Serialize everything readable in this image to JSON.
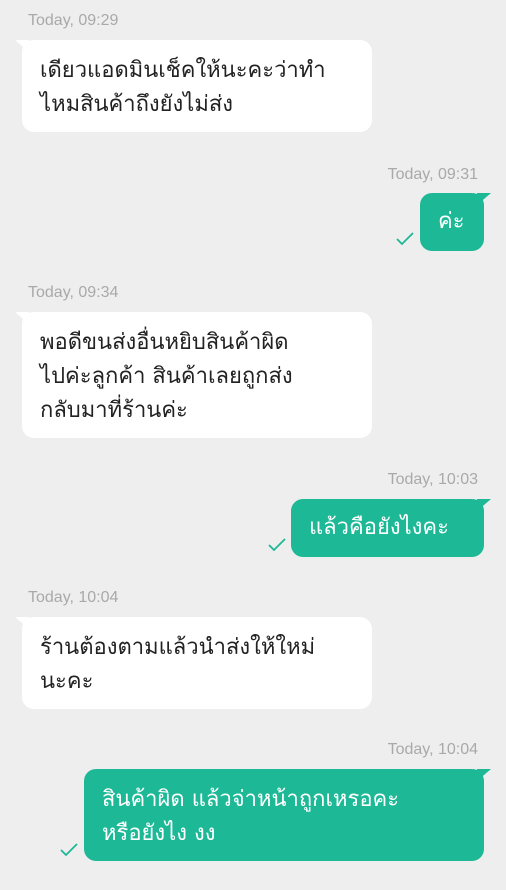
{
  "colors": {
    "background": "#eeeeee",
    "incoming_bubble": "#ffffff",
    "outgoing_bubble": "#1db896",
    "timestamp": "#a9a9a9",
    "check": "#1db896"
  },
  "messages": [
    {
      "direction": "incoming",
      "timestamp": "Today, 09:29",
      "lines": [
        "เดียวแอดมินเช็คให้นะคะว่าทำ",
        "ไหมสินค้าถึงยังไม่ส่ง"
      ]
    },
    {
      "direction": "outgoing",
      "timestamp": "Today, 09:31",
      "lines": [
        "ค่ะ"
      ],
      "status_icon": "check-icon"
    },
    {
      "direction": "incoming",
      "timestamp": "Today, 09:34",
      "lines": [
        "พอดีขนส่งอื่นหยิบสินค้าผิด",
        "ไปค่ะลูกค้า สินค้าเลยถูกส่ง",
        "กลับมาที่ร้านค่ะ"
      ]
    },
    {
      "direction": "outgoing",
      "timestamp": "Today, 10:03",
      "lines": [
        "แล้วคือยังไงคะ"
      ],
      "status_icon": "check-icon"
    },
    {
      "direction": "incoming",
      "timestamp": "Today, 10:04",
      "lines": [
        "ร้านต้องตามแล้วนำส่งให้ใหม่",
        "นะคะ"
      ]
    },
    {
      "direction": "outgoing",
      "timestamp": "Today, 10:04",
      "lines": [
        "สินค้าผิด แล้วจ่าหน้าถูกเหรอคะ",
        "หรือยังไง งง"
      ],
      "status_icon": "check-icon"
    }
  ]
}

________________________________________

What is the number of lines in the listing that contain the string "Today"? Reply with that number alone.

6